(Extracted data entries)
[START]

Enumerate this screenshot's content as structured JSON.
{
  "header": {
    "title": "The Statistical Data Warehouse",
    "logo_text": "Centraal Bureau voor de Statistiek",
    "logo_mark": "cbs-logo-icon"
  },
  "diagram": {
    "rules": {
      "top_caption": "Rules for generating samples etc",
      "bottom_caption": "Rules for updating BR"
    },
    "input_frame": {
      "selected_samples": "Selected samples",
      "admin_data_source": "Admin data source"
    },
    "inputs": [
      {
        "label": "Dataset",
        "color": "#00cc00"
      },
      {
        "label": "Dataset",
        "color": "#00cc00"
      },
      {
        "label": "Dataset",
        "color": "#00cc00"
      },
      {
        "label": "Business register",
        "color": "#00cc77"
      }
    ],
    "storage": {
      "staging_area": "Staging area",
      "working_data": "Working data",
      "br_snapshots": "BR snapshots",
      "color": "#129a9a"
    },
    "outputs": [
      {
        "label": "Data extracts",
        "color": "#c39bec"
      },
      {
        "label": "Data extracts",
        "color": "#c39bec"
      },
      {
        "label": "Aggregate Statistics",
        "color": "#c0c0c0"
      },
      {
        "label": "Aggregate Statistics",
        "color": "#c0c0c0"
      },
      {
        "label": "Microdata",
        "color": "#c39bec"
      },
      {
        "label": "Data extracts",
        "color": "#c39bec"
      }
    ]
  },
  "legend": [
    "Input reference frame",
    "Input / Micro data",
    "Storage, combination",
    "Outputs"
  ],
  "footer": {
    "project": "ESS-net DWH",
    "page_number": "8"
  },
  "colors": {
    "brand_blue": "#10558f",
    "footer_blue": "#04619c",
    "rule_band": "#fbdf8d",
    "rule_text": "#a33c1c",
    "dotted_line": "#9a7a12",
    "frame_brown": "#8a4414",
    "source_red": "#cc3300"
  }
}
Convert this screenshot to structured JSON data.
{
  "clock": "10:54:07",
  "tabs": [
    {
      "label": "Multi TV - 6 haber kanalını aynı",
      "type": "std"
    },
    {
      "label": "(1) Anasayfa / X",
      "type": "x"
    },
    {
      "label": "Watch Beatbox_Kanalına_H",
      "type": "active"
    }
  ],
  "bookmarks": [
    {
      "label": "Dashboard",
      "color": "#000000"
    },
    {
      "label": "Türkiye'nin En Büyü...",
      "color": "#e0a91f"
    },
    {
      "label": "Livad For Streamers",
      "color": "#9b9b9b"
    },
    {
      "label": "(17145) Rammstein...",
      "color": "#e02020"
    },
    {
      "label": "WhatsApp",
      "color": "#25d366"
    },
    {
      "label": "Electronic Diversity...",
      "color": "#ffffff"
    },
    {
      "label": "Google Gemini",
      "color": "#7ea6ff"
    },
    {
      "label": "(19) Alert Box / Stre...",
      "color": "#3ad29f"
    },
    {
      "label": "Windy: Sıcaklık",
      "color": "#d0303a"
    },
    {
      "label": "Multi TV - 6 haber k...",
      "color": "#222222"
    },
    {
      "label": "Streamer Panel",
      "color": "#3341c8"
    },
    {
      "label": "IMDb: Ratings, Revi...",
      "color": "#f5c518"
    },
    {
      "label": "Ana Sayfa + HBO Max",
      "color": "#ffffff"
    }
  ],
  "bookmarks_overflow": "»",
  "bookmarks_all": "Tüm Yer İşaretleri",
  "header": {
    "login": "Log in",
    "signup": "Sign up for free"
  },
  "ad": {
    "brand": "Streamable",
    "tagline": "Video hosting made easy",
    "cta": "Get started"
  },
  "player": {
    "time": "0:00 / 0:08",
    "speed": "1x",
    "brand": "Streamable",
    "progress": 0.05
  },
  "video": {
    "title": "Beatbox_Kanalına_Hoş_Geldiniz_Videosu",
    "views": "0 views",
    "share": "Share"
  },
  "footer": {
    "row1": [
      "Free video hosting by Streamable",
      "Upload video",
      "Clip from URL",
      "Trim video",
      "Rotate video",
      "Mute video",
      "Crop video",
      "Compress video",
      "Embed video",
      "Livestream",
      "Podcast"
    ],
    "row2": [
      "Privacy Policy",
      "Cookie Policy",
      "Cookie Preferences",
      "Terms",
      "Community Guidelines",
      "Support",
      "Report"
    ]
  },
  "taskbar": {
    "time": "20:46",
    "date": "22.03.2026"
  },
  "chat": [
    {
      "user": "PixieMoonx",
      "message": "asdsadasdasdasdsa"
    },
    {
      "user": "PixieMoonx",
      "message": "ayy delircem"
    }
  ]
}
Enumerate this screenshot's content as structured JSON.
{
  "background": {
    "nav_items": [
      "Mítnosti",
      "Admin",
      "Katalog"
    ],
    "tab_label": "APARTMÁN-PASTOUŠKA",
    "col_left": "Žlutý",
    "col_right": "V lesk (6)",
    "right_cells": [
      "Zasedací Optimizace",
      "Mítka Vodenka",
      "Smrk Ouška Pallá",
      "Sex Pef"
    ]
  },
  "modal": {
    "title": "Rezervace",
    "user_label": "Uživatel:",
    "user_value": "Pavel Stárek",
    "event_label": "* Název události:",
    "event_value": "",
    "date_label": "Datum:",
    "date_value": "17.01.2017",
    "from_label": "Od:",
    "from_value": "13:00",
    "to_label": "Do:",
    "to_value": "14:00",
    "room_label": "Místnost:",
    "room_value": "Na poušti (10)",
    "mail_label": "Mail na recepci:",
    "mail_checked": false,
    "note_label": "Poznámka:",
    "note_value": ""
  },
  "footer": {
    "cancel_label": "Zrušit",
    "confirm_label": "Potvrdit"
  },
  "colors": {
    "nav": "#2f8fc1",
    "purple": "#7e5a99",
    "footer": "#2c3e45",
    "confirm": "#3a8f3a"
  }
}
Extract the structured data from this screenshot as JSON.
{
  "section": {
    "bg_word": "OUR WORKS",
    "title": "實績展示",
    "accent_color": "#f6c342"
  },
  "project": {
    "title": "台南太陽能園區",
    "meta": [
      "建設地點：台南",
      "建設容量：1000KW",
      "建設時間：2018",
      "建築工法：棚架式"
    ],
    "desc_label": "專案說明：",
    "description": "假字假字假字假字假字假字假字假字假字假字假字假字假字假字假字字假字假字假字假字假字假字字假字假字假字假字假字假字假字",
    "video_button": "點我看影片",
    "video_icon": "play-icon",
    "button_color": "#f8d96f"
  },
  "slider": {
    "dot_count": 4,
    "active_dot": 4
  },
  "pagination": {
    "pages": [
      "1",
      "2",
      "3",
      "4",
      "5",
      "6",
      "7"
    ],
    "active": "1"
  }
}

[END]

:: EXERCISE DIRECTIONS ::
Can you reproduce all the material exactly?

:: THE REPLY ::
Enumerate this screenshot's content as structured JSON.
{
  "header": {
    "title": "The Statistical Data Warehouse",
    "logo_text": "Centraal Bureau voor de Statistiek",
    "logo_mark": "cbs-logo-icon"
  },
  "diagram": {
    "rules": {
      "top_caption": "Rules for generating samples etc",
      "bottom_caption": "Rules for updating BR"
    },
    "input_frame": {
      "selected_samples": "Selected samples",
      "admin_data_source": "Admin data source"
    },
    "inputs": [
      {
        "label": "Dataset",
        "color": "#00cc00"
      },
      {
        "label": "Dataset",
        "color": "#00cc00"
      },
      {
        "label": "Dataset",
        "color": "#00cc00"
      },
      {
        "label": "Business register",
        "color": "#00cc77"
      }
    ],
    "storage": {
      "staging_area": "Staging area",
      "working_data": "Working data",
      "br_snapshots": "BR snapshots",
      "color": "#129a9a"
    },
    "outputs": [
      {
        "label": "Data extracts",
        "color": "#c39bec"
      },
      {
        "label": "Data extracts",
        "color": "#c39bec"
      },
      {
        "label": "Aggregate Statistics",
        "color": "#c0c0c0"
      },
      {
        "label": "Aggregate Statistics",
        "color": "#c0c0c0"
      },
      {
        "label": "Microdata",
        "color": "#c39bec"
      },
      {
        "label": "Data extracts",
        "color": "#c39bec"
      }
    ]
  },
  "legend": [
    "Input reference frame",
    "Input / Micro data",
    "Storage, combination",
    "Outputs"
  ],
  "footer": {
    "project": "ESS-net DWH",
    "page_number": "8"
  },
  "colors": {
    "brand_blue": "#10558f",
    "footer_blue": "#04619c",
    "rule_band": "#fbdf8d",
    "rule_text": "#a33c1c",
    "dotted_line": "#9a7a12",
    "frame_brown": "#8a4414",
    "source_red": "#cc3300"
  }
}
Convert this screenshot to structured JSON data.
{
  "clock": "10:54:07",
  "tabs": [
    {
      "label": "Multi TV - 6 haber kanalını aynı",
      "type": "std"
    },
    {
      "label": "(1) Anasayfa / X",
      "type": "x"
    },
    {
      "label": "Watch Beatbox_Kanalına_H",
      "type": "active"
    }
  ],
  "bookmarks": [
    {
      "label": "Dashboard",
      "color": "#000000"
    },
    {
      "label": "Türkiye'nin En Büyü...",
      "color": "#e0a91f"
    },
    {
      "label": "Livad For Streamers",
      "color": "#9b9b9b"
    },
    {
      "label": "(17145) Rammstein...",
      "color": "#e02020"
    },
    {
      "label": "WhatsApp",
      "color": "#25d366"
    },
    {
      "label": "Electronic Diversity...",
      "color": "#ffffff"
    },
    {
      "label": "Google Gemini",
      "color": "#7ea6ff"
    },
    {
      "label": "(19) Alert Box / Stre...",
      "color": "#3ad29f"
    },
    {
      "label": "Windy: Sıcaklık",
      "color": "#d0303a"
    },
    {
      "label": "Multi TV - 6 haber k...",
      "color": "#222222"
    },
    {
      "label": "Streamer Panel",
      "color": "#3341c8"
    },
    {
      "label": "IMDb: Ratings, Revi...",
      "color": "#f5c518"
    },
    {
      "label": "Ana Sayfa + HBO Max",
      "color": "#ffffff"
    }
  ],
  "bookmarks_overflow": "»",
  "bookmarks_all": "Tüm Yer İşaretleri",
  "header": {
    "login": "Log in",
    "signup": "Sign up for free"
  },
  "ad": {
    "brand": "Streamable",
    "tagline": "Video hosting made easy",
    "cta": "Get started"
  },
  "player": {
    "time": "0:00 / 0:08",
    "speed": "1x",
    "brand": "Streamable",
    "progress": 0.05
  },
  "video": {
    "title": "Beatbox_Kanalına_Hoş_Geldiniz_Videosu",
    "views": "0 views",
    "share": "Share"
  },
  "footer": {
    "row1": [
      "Free video hosting by Streamable",
      "Upload video",
      "Clip from URL",
      "Trim video",
      "Rotate video",
      "Mute video",
      "Crop video",
      "Compress video",
      "Embed video",
      "Livestream",
      "Podcast"
    ],
    "row2": [
      "Privacy Policy",
      "Cookie Policy",
      "Cookie Preferences",
      "Terms",
      "Community Guidelines",
      "Support",
      "Report"
    ]
  },
  "taskbar": {
    "time": "20:46",
    "date": "22.03.2026"
  },
  "chat": [
    {
      "user": "PixieMoonx",
      "message": "asdsadasdasdasdsa"
    },
    {
      "user": "PixieMoonx",
      "message": "ayy delircem"
    }
  ]
}
Enumerate this screenshot's content as structured JSON.
{
  "background": {
    "nav_items": [
      "Mítnosti",
      "Admin",
      "Katalog"
    ],
    "tab_label": "APARTMÁN-PASTOUŠKA",
    "col_left": "Žlutý",
    "col_right": "V lesk (6)",
    "right_cells": [
      "Zasedací Optimizace",
      "Mítka Vodenka",
      "Smrk Ouška Pallá",
      "Sex Pef"
    ]
  },
  "modal": {
    "title": "Rezervace",
    "user_label": "Uživatel:",
    "user_value": "Pavel Stárek",
    "event_label": "* Název události:",
    "event_value": "",
    "date_label": "Datum:",
    "date_value": "17.01.2017",
    "from_label": "Od:",
    "from_value": "13:00",
    "to_label": "Do:",
    "to_value": "14:00",
    "room_label": "Místnost:",
    "room_value": "Na poušti (10)",
    "mail_label": "Mail na recepci:",
    "mail_checked": false,
    "note_label": "Poznámka:",
    "note_value": ""
  },
  "footer": {
    "cancel_label": "Zrušit",
    "confirm_label": "Potvrdit"
  },
  "colors": {
    "nav": "#2f8fc1",
    "purple": "#7e5a99",
    "footer": "#2c3e45",
    "confirm": "#3a8f3a"
  }
}
Extract the structured data from this screenshot as JSON.
{
  "section": {
    "bg_word": "OUR WORKS",
    "title": "實績展示",
    "accent_color": "#f6c342"
  },
  "project": {
    "title": "台南太陽能園區",
    "meta": [
      "建設地點：台南",
      "建設容量：1000KW",
      "建設時間：2018",
      "建築工法：棚架式"
    ],
    "desc_label": "專案說明：",
    "description": "假字假字假字假字假字假字假字假字假字假字假字假字假字假字假字字假字假字假字假字假字假字字假字假字假字假字假字假字假字",
    "video_button": "點我看影片",
    "video_icon": "play-icon",
    "button_color": "#f8d96f"
  },
  "slider": {
    "dot_count": 4,
    "active_dot": 4
  },
  "pagination": {
    "pages": [
      "1",
      "2",
      "3",
      "4",
      "5",
      "6",
      "7"
    ],
    "active": "1"
  }
}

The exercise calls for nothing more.